YOUR INSTRUCTIONS: Would you return the complete listing below word for word?

EXTRACTED RECORDS:

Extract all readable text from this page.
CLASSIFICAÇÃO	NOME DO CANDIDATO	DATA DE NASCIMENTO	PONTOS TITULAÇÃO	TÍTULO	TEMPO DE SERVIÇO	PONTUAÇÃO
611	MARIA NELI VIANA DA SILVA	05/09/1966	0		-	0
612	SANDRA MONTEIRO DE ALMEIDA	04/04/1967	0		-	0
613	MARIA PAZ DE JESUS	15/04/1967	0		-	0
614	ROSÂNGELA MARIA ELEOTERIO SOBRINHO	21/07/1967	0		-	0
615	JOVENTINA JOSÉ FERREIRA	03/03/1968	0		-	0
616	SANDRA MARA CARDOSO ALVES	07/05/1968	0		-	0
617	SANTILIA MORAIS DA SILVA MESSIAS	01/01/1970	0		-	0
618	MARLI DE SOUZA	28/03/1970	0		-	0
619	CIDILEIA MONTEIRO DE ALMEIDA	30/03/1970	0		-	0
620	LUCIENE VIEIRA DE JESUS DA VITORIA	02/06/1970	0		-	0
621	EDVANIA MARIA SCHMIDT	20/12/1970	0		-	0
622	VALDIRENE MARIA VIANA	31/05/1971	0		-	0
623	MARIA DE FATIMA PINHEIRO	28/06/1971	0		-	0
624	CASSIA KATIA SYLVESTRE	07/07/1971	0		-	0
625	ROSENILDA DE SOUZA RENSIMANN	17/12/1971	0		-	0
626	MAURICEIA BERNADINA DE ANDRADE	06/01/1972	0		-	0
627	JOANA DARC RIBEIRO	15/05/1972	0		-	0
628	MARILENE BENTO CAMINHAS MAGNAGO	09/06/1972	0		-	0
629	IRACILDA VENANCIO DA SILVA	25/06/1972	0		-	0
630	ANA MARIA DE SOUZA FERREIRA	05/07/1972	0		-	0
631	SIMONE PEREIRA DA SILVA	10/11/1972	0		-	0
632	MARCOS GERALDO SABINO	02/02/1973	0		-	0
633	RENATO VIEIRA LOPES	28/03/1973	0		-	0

REPLY TO THE TASK:
Extract all readable text from this page.
CLASSIFICAÇÃO	NOME DO CANDIDATO	DATA DE NASCIMENTO	PONTOS TITULAÇÃO	TÍTULO	TEMPO DE SERVIÇO	PONTUAÇÃO
611	MARIA NELI VIANA DA SILVA	05/09/1966	0		-	0
612	SANDRA MONTEIRO DE ALMEIDA	04/04/1967	0		-	0
613	MARIA PAZ DE JESUS	15/04/1967	0		-	0
614	ROSÂNGELA MARIA ELEOTERIO SOBRINHO	21/07/1967	0		-	0
615	JOVENTINA JOSÉ FERREIRA	03/03/1968	0		-	0
616	SANDRA MARA CARDOSO ALVES	07/05/1968	0		-	0
617	SANTILIA MORAIS DA SILVA MESSIAS	01/01/1970	0		-	0
618	MARLI DE SOUZA	28/03/1970	0		-	0
619	CIDILEIA MONTEIRO DE ALMEIDA	30/03/1970	0		-	0
620	LUCIENE VIEIRA DE JESUS DA VITORIA	02/06/1970	0		-	0
621	EDVANIA MARIA SCHMIDT	20/12/1970	0		-	0
622	VALDIRENE MARIA VIANA	31/05/1971	0		-	0
623	MARIA DE FATIMA PINHEIRO	28/06/1971	0		-	0
624	CASSIA KATIA SYLVESTRE	07/07/1971	0		-	0
625	ROSENILDA DE SOUZA RENSIMANN	17/12/1971	0		-	0
626	MAURICEIA BERNADINA DE ANDRADE	06/01/1972	0		-	0
627	JOANA DARC RIBEIRO	15/05/1972	0		-	0
628	MARILENE BENTO CAMINHAS MAGNAGO	09/06/1972	0		-	0
629	IRACILDA VENANCIO DA SILVA	25/06/1972	0		-	0
630	ANA MARIA DE SOUZA FERREIRA	05/07/1972	0		-	0
631	SIMONE PEREIRA DA SILVA	10/11/1972	0		-	0
632	MARCOS GERALDO SABINO	02/02/1973	0		-	0
633	RENATO VIEIRA LOPES	28/03/1973	0		-	0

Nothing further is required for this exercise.